Document passage:
Several of my new friends and fellow bloggers have mentioned from time to time that their marriages have changed since spanking was brought into the relationship. It doesn’t seem to matter who introduces the idea – changes follow. I believe most of us would agree that we are happier in our relationships than before. If the change wasn’t for the better we’d stop doing it and we certainly wouldn’t be blogging about it.

Our relationship got better, we were closer, happier – but more than that there were tangible, physical changes that occurred for me too. One change happened literally over night. I began sleeping in the nude. Before coming out I only slept in the nude when Nick was away. Not anymore, I sleep nude and love coming to bed to have him caress anywhere he would like. I love to feel his hands on me, especially on my bottom. This was one change Nick really loved.

The second physical change was my hair style. I had worn my hair in a curly perm for 28 years. I didn’t particularly like it that much, but I was use to it and it was easy. But in the summer of 2006 when all this began for us I was so happy and so changed mentally, that I wanted that change to be evident to others. I thought a change in hair style seemed like a good idea. It was met with complete approval of the whole family – Nick and the kids. I was a new woman and I wanted to look like it.

Requirement:
In the blog passage about changes in a marriage, how long had the writer worn a curly perm before changing hairstyles?

Information supplied:
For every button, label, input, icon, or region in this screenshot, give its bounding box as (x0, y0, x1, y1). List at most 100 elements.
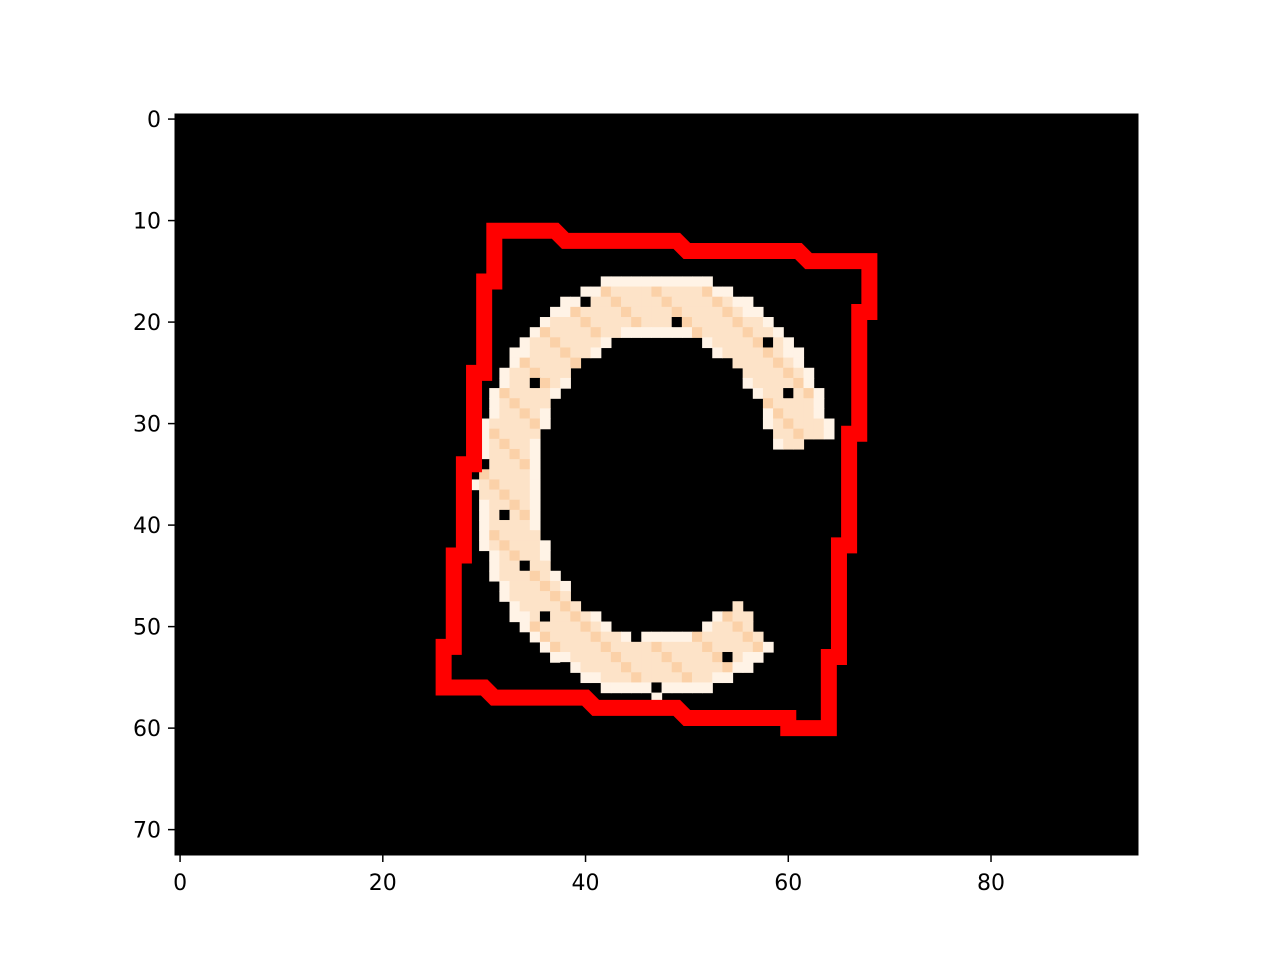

Task output:
For 28 years.